The exercise: Give an exact copy of every line, leaving images out.

☆ ☆ ☆ ☆

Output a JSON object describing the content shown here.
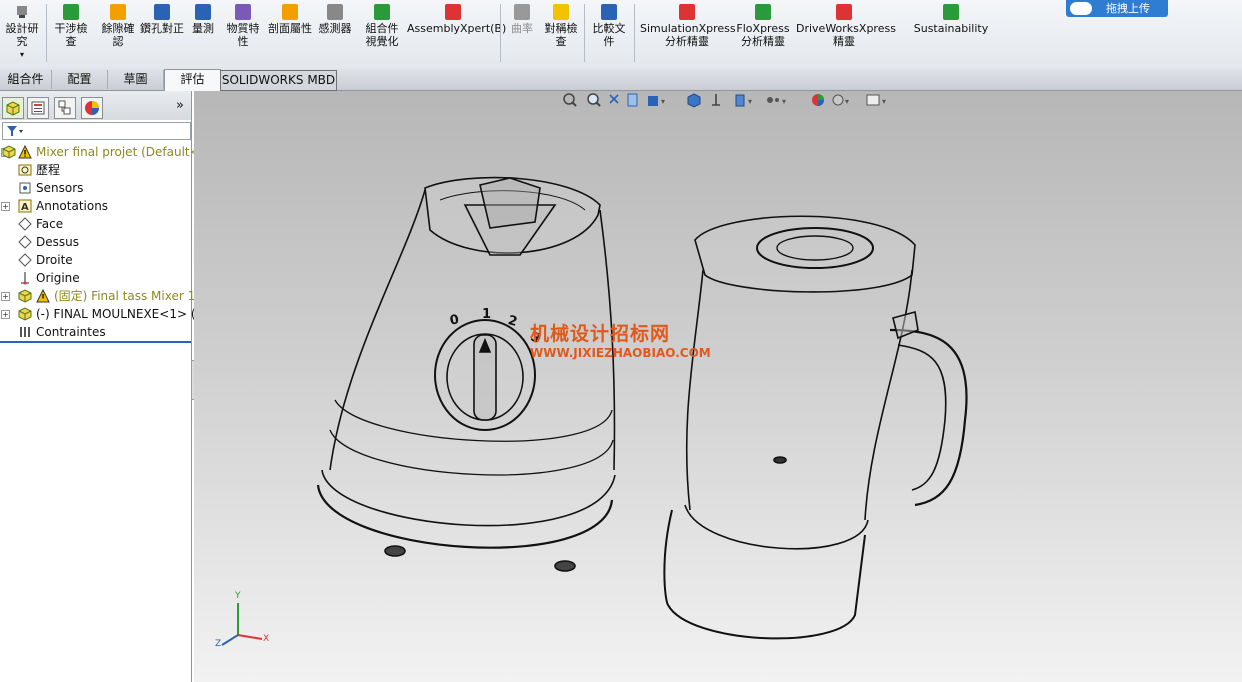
{
  "ribbon": {
    "design_study": "設計研究",
    "items": [
      {
        "label": "干涉檢查",
        "icon": "interference-icon"
      },
      {
        "label": "餘隙確認",
        "icon": "clearance-icon"
      },
      {
        "label": "鑽孔對正",
        "icon": "hole-alignment-icon"
      },
      {
        "label": "量測",
        "icon": "measure-icon"
      },
      {
        "label": "物質特性",
        "icon": "mass-properties-icon"
      },
      {
        "label": "剖面屬性",
        "icon": "section-properties-icon"
      },
      {
        "label": "感測器",
        "icon": "sensor-icon"
      },
      {
        "label": "組合件視覺化",
        "icon": "assembly-visualization-icon"
      },
      {
        "label": "AssemblyXpert(B)",
        "icon": "assemblyxpert-icon"
      },
      {
        "label": "曲率",
        "icon": "curvature-icon"
      },
      {
        "label": "對稱檢查",
        "icon": "symmetry-check-icon"
      },
      {
        "label": "比較文件",
        "icon": "compare-documents-icon"
      },
      {
        "label": "SimulationXpress分析精靈",
        "icon": "simulationxpress-icon"
      },
      {
        "label": "FloXpress分析精靈",
        "icon": "floxpress-icon"
      },
      {
        "label": "DriveWorksXpress精靈",
        "icon": "driveworksxpress-icon"
      },
      {
        "label": "Sustainability",
        "icon": "sustainability-icon"
      }
    ],
    "upload_label": "拖拽上传"
  },
  "tabs": [
    "組合件",
    "配置",
    "草圖",
    "評估",
    "SOLIDWORKS MBD"
  ],
  "active_tab": "評估",
  "tree": {
    "root": "Mixer final projet  (Default<",
    "items": [
      {
        "label": "歷程",
        "icon": "history-icon"
      },
      {
        "label": "Sensors",
        "icon": "sensors-icon"
      },
      {
        "label": "Annotations",
        "icon": "annotations-icon"
      },
      {
        "label": "Face",
        "icon": "plane-icon"
      },
      {
        "label": "Dessus",
        "icon": "plane-icon"
      },
      {
        "label": "Droite",
        "icon": "plane-icon"
      },
      {
        "label": "Origine",
        "icon": "origin-icon"
      },
      {
        "label": "(固定) Final tass Mixer 1<",
        "icon": "part-warning-icon"
      },
      {
        "label": "(-) FINAL MOULNEXE<1> (",
        "icon": "part-icon"
      },
      {
        "label": "Contraintes",
        "icon": "mates-icon"
      }
    ]
  },
  "viewport": {
    "watermark_cn": "机械设计招标网",
    "watermark_url": "WWW.JIXIEZHAOBIAO.COM",
    "dial_numbers": [
      "0",
      "1",
      "2",
      "3"
    ],
    "triad": {
      "x": "X",
      "y": "Y",
      "z": "Z"
    }
  },
  "colors": {
    "accent_blue": "#2a63b5",
    "warning_yellow": "#f2c200",
    "watermark_orange": "#e0591b"
  }
}
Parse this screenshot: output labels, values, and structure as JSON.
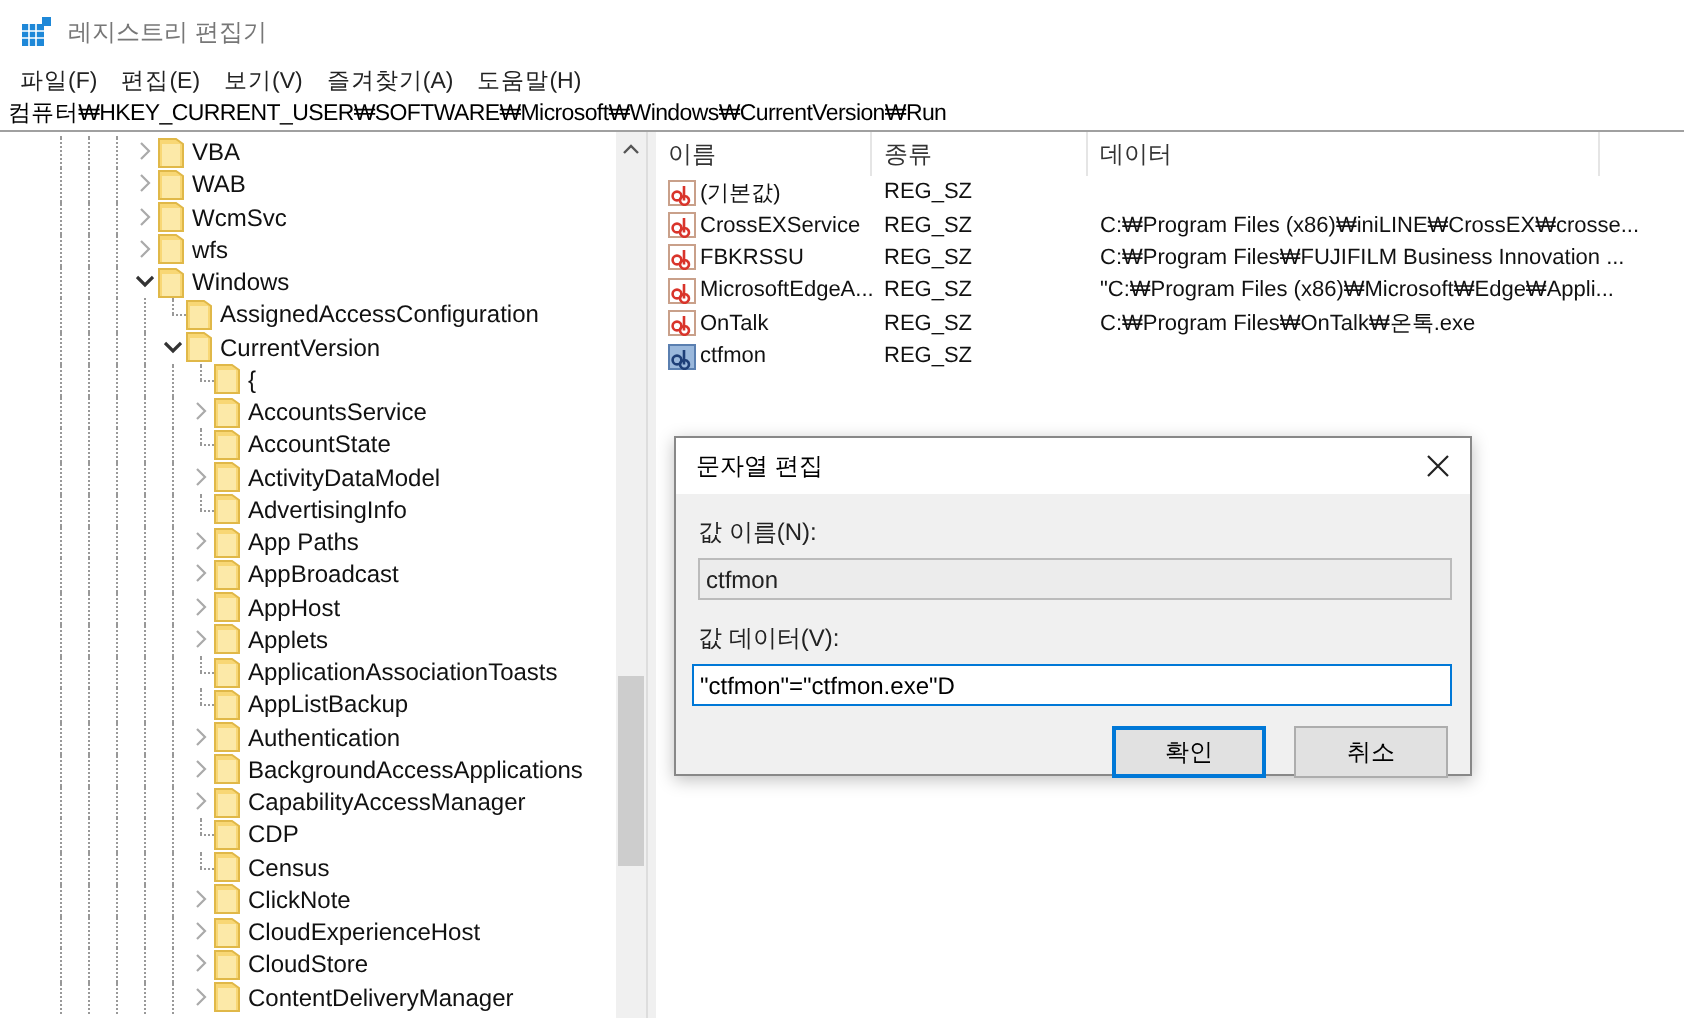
{
  "window": {
    "title": "레지스트리 편집기"
  },
  "menu": [
    "파일(F)",
    "편집(E)",
    "보기(V)",
    "즐겨찾기(A)",
    "도움말(H)"
  ],
  "address": "컴퓨터₩HKEY_CURRENT_USER₩SOFTWARE₩Microsoft₩Windows₩CurrentVersion₩Run",
  "tree": [
    {
      "label": "VBA",
      "expandable": true,
      "expanded": false
    },
    {
      "label": "WAB",
      "expandable": true,
      "expanded": false
    },
    {
      "label": "WcmSvc",
      "expandable": true,
      "expanded": false
    },
    {
      "label": "wfs",
      "expandable": true,
      "expanded": false
    },
    {
      "label": "Windows",
      "expandable": true,
      "expanded": true,
      "children": [
        {
          "label": "AssignedAccessConfiguration",
          "expandable": false
        },
        {
          "label": "CurrentVersion",
          "expandable": true,
          "expanded": true,
          "children": [
            {
              "label": "{",
              "expandable": false
            },
            {
              "label": "AccountsService",
              "expandable": true,
              "expanded": false
            },
            {
              "label": "AccountState",
              "expandable": false
            },
            {
              "label": "ActivityDataModel",
              "expandable": true,
              "expanded": false
            },
            {
              "label": "AdvertisingInfo",
              "expandable": false
            },
            {
              "label": "App Paths",
              "expandable": true,
              "expanded": false
            },
            {
              "label": "AppBroadcast",
              "expandable": true,
              "expanded": false
            },
            {
              "label": "AppHost",
              "expandable": true,
              "expanded": false
            },
            {
              "label": "Applets",
              "expandable": true,
              "expanded": false
            },
            {
              "label": "ApplicationAssociationToasts",
              "expandable": false
            },
            {
              "label": "AppListBackup",
              "expandable": false
            },
            {
              "label": "Authentication",
              "expandable": true,
              "expanded": false
            },
            {
              "label": "BackgroundAccessApplications",
              "expandable": true,
              "expanded": false
            },
            {
              "label": "CapabilityAccessManager",
              "expandable": true,
              "expanded": false
            },
            {
              "label": "CDP",
              "expandable": false
            },
            {
              "label": "Census",
              "expandable": false
            },
            {
              "label": "ClickNote",
              "expandable": true,
              "expanded": false
            },
            {
              "label": "CloudExperienceHost",
              "expandable": true,
              "expanded": false
            },
            {
              "label": "CloudStore",
              "expandable": true,
              "expanded": false
            },
            {
              "label": "ContentDeliveryManager",
              "expandable": true,
              "expanded": false
            }
          ]
        }
      ]
    }
  ],
  "list": {
    "columns": [
      "이름",
      "종류",
      "데이터"
    ],
    "rows": [
      {
        "name": "(기본값)",
        "type": "REG_SZ",
        "data": "",
        "selected": false
      },
      {
        "name": "CrossEXService",
        "type": "REG_SZ",
        "data": "C:₩Program Files (x86)₩iniLINE₩CrossEX₩crosse...",
        "selected": false
      },
      {
        "name": "FBKRSSU",
        "type": "REG_SZ",
        "data": "C:₩Program Files₩FUJIFILM Business Innovation ...",
        "selected": false
      },
      {
        "name": "MicrosoftEdgeA...",
        "type": "REG_SZ",
        "data": "\"C:₩Program Files (x86)₩Microsoft₩Edge₩Appli...",
        "selected": false
      },
      {
        "name": "OnTalk",
        "type": "REG_SZ",
        "data": "C:₩Program Files₩OnTalk₩온톡.exe",
        "selected": false
      },
      {
        "name": "ctfmon",
        "type": "REG_SZ",
        "data": "",
        "selected": true
      }
    ]
  },
  "dialog": {
    "title": "문자열 편집",
    "name_label": "값 이름(N):",
    "name_value": "ctfmon",
    "data_label": "값 데이터(V):",
    "data_value": "\"ctfmon\"=\"ctfmon.exe\"D",
    "buttons": [
      {
        "label": "확인",
        "default": true
      },
      {
        "label": "취소",
        "default": false
      }
    ]
  }
}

☆ ☆ ☆ ☆

Reply:
Output a JSON object describing the content shown here.
{
  "ribbon": {
    "design_study": "設計研究",
    "items": [
      {
        "label": "干涉檢查",
        "icon": "interference-icon"
      },
      {
        "label": "餘隙確認",
        "icon": "clearance-icon"
      },
      {
        "label": "鑽孔對正",
        "icon": "hole-alignment-icon"
      },
      {
        "label": "量測",
        "icon": "measure-icon"
      },
      {
        "label": "物質特性",
        "icon": "mass-properties-icon"
      },
      {
        "label": "剖面屬性",
        "icon": "section-properties-icon"
      },
      {
        "label": "感測器",
        "icon": "sensor-icon"
      },
      {
        "label": "組合件視覺化",
        "icon": "assembly-visualization-icon"
      },
      {
        "label": "AssemblyXpert(B)",
        "icon": "assemblyxpert-icon"
      },
      {
        "label": "曲率",
        "icon": "curvature-icon"
      },
      {
        "label": "對稱檢查",
        "icon": "symmetry-check-icon"
      },
      {
        "label": "比較文件",
        "icon": "compare-documents-icon"
      },
      {
        "label": "SimulationXpress分析精靈",
        "icon": "simulationxpress-icon"
      },
      {
        "label": "FloXpress分析精靈",
        "icon": "floxpress-icon"
      },
      {
        "label": "DriveWorksXpress精靈",
        "icon": "driveworksxpress-icon"
      },
      {
        "label": "Sustainability",
        "icon": "sustainability-icon"
      }
    ],
    "upload_label": "拖拽上传"
  },
  "tabs": [
    "組合件",
    "配置",
    "草圖",
    "評估",
    "SOLIDWORKS MBD"
  ],
  "active_tab": "評估",
  "tree": {
    "root": "Mixer final projet  (Default<",
    "items": [
      {
        "label": "歷程",
        "icon": "history-icon"
      },
      {
        "label": "Sensors",
        "icon": "sensors-icon"
      },
      {
        "label": "Annotations",
        "icon": "annotations-icon"
      },
      {
        "label": "Face",
        "icon": "plane-icon"
      },
      {
        "label": "Dessus",
        "icon": "plane-icon"
      },
      {
        "label": "Droite",
        "icon": "plane-icon"
      },
      {
        "label": "Origine",
        "icon": "origin-icon"
      },
      {
        "label": "(固定) Final tass Mixer 1<",
        "icon": "part-warning-icon"
      },
      {
        "label": "(-) FINAL MOULNEXE<1> (",
        "icon": "part-icon"
      },
      {
        "label": "Contraintes",
        "icon": "mates-icon"
      }
    ]
  },
  "viewport": {
    "watermark_cn": "机械设计招标网",
    "watermark_url": "WWW.JIXIEZHAOBIAO.COM",
    "dial_numbers": [
      "0",
      "1",
      "2",
      "3"
    ],
    "triad": {
      "x": "X",
      "y": "Y",
      "z": "Z"
    }
  },
  "colors": {
    "accent_blue": "#2a63b5",
    "warning_yellow": "#f2c200",
    "watermark_orange": "#e0591b"
  }
}
Parse this screenshot: output labels, values, and structure as JSON.
{
  "window": {
    "title": "레지스트리 편집기"
  },
  "menu": [
    "파일(F)",
    "편집(E)",
    "보기(V)",
    "즐겨찾기(A)",
    "도움말(H)"
  ],
  "address": "컴퓨터₩HKEY_CURRENT_USER₩SOFTWARE₩Microsoft₩Windows₩CurrentVersion₩Run",
  "tree": [
    {
      "label": "VBA",
      "expandable": true,
      "expanded": false
    },
    {
      "label": "WAB",
      "expandable": true,
      "expanded": false
    },
    {
      "label": "WcmSvc",
      "expandable": true,
      "expanded": false
    },
    {
      "label": "wfs",
      "expandable": true,
      "expanded": false
    },
    {
      "label": "Windows",
      "expandable": true,
      "expanded": true,
      "children": [
        {
          "label": "AssignedAccessConfiguration",
          "expandable": false
        },
        {
          "label": "CurrentVersion",
          "expandable": true,
          "expanded": true,
          "children": [
            {
              "label": "{",
              "expandable": false
            },
            {
              "label": "AccountsService",
              "expandable": true,
              "expanded": false
            },
            {
              "label": "AccountState",
              "expandable": false
            },
            {
              "label": "ActivityDataModel",
              "expandable": true,
              "expanded": false
            },
            {
              "label": "AdvertisingInfo",
              "expandable": false
            },
            {
              "label": "App Paths",
              "expandable": true,
              "expanded": false
            },
            {
              "label": "AppBroadcast",
              "expandable": true,
              "expanded": false
            },
            {
              "label": "AppHost",
              "expandable": true,
              "expanded": false
            },
            {
              "label": "Applets",
              "expandable": true,
              "expanded": false
            },
            {
              "label": "ApplicationAssociationToasts",
              "expandable": false
            },
            {
              "label": "AppListBackup",
              "expandable": false
            },
            {
              "label": "Authentication",
              "expandable": true,
              "expanded": false
            },
            {
              "label": "BackgroundAccessApplications",
              "expandable": true,
              "expanded": false
            },
            {
              "label": "CapabilityAccessManager",
              "expandable": true,
              "expanded": false
            },
            {
              "label": "CDP",
              "expandable": false
            },
            {
              "label": "Census",
              "expandable": false
            },
            {
              "label": "ClickNote",
              "expandable": true,
              "expanded": false
            },
            {
              "label": "CloudExperienceHost",
              "expandable": true,
              "expanded": false
            },
            {
              "label": "CloudStore",
              "expandable": true,
              "expanded": false
            },
            {
              "label": "ContentDeliveryManager",
              "expandable": true,
              "expanded": false
            }
          ]
        }
      ]
    }
  ],
  "list": {
    "columns": [
      "이름",
      "종류",
      "데이터"
    ],
    "rows": [
      {
        "name": "(기본값)",
        "type": "REG_SZ",
        "data": "",
        "selected": false
      },
      {
        "name": "CrossEXService",
        "type": "REG_SZ",
        "data": "C:₩Program Files (x86)₩iniLINE₩CrossEX₩crosse...",
        "selected": false
      },
      {
        "name": "FBKRSSU",
        "type": "REG_SZ",
        "data": "C:₩Program Files₩FUJIFILM Business Innovation ...",
        "selected": false
      },
      {
        "name": "MicrosoftEdgeA...",
        "type": "REG_SZ",
        "data": "\"C:₩Program Files (x86)₩Microsoft₩Edge₩Appli...",
        "selected": false
      },
      {
        "name": "OnTalk",
        "type": "REG_SZ",
        "data": "C:₩Program Files₩OnTalk₩온톡.exe",
        "selected": false
      },
      {
        "name": "ctfmon",
        "type": "REG_SZ",
        "data": "",
        "selected": true
      }
    ]
  },
  "dialog": {
    "title": "문자열 편집",
    "name_label": "값 이름(N):",
    "name_value": "ctfmon",
    "data_label": "값 데이터(V):",
    "data_value": "\"ctfmon\"=\"ctfmon.exe\"D",
    "buttons": [
      {
        "label": "확인",
        "default": true
      },
      {
        "label": "취소",
        "default": false
      }
    ]
  }
}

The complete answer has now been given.